▶ **Job**: Go through the listing below and list every line with "youth".

(Part of a data file)
++++++++++++++++++++

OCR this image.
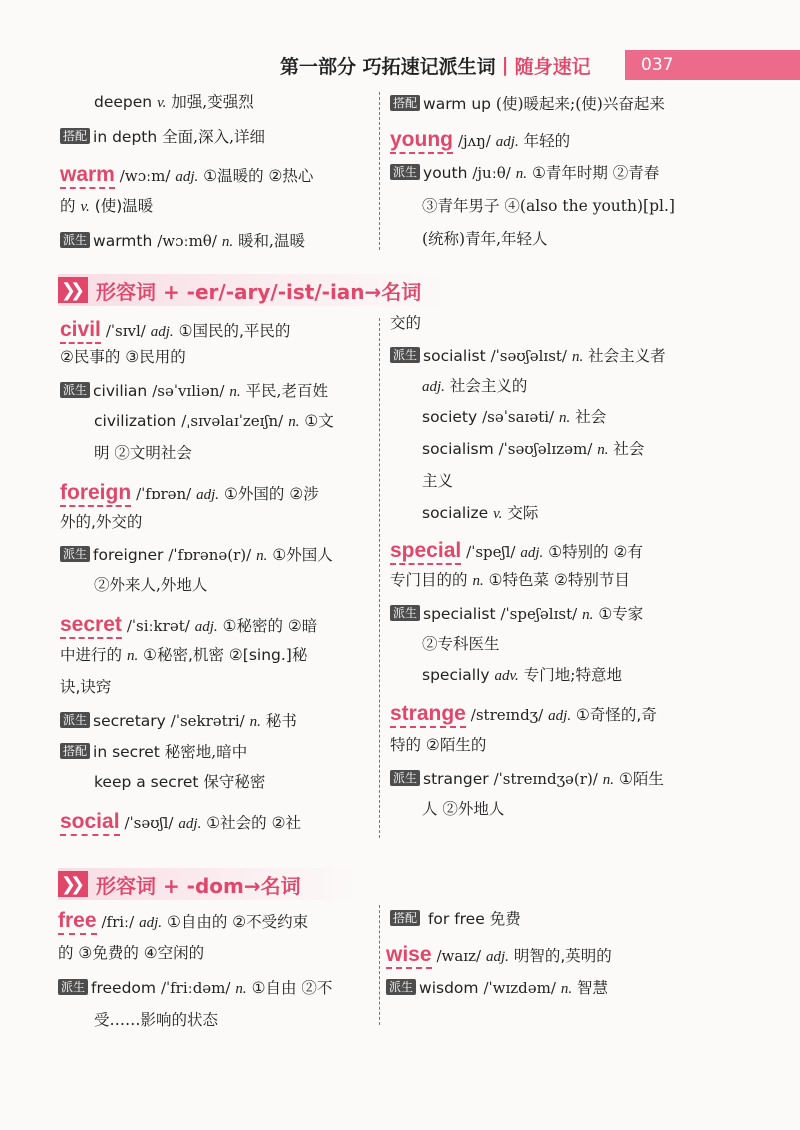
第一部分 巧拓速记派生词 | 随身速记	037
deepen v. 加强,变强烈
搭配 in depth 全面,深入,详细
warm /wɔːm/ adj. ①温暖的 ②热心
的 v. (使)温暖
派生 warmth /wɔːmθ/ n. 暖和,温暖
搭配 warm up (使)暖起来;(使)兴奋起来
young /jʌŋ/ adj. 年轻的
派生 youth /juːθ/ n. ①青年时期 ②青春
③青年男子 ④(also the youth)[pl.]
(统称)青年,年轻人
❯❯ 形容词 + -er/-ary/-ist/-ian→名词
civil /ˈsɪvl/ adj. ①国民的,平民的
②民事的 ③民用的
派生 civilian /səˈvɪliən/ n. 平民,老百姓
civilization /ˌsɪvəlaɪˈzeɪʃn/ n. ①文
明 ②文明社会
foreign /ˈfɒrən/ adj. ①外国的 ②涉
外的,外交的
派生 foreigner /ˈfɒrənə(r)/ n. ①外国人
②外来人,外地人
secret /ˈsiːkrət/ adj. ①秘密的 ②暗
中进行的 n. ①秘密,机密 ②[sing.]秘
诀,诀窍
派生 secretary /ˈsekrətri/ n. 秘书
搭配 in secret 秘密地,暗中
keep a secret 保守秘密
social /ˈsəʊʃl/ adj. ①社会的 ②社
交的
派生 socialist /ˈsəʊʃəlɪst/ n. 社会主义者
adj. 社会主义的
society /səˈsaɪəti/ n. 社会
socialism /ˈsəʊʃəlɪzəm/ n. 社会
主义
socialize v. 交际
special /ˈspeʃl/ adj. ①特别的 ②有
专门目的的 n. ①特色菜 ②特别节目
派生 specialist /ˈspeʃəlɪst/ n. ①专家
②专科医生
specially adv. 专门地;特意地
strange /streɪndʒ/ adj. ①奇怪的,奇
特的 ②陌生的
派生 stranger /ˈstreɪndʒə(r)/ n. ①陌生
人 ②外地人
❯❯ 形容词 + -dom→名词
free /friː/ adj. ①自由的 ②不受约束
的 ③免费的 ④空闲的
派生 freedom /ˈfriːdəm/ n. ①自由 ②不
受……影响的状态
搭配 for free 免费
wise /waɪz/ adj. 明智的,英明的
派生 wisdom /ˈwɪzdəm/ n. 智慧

++++++++++++++++++++

▶ **Exercise answer**:
派生 youth /juːθ/ n. ①青年时期 ②青春
③青年男子 ④(also the youth)[pl.]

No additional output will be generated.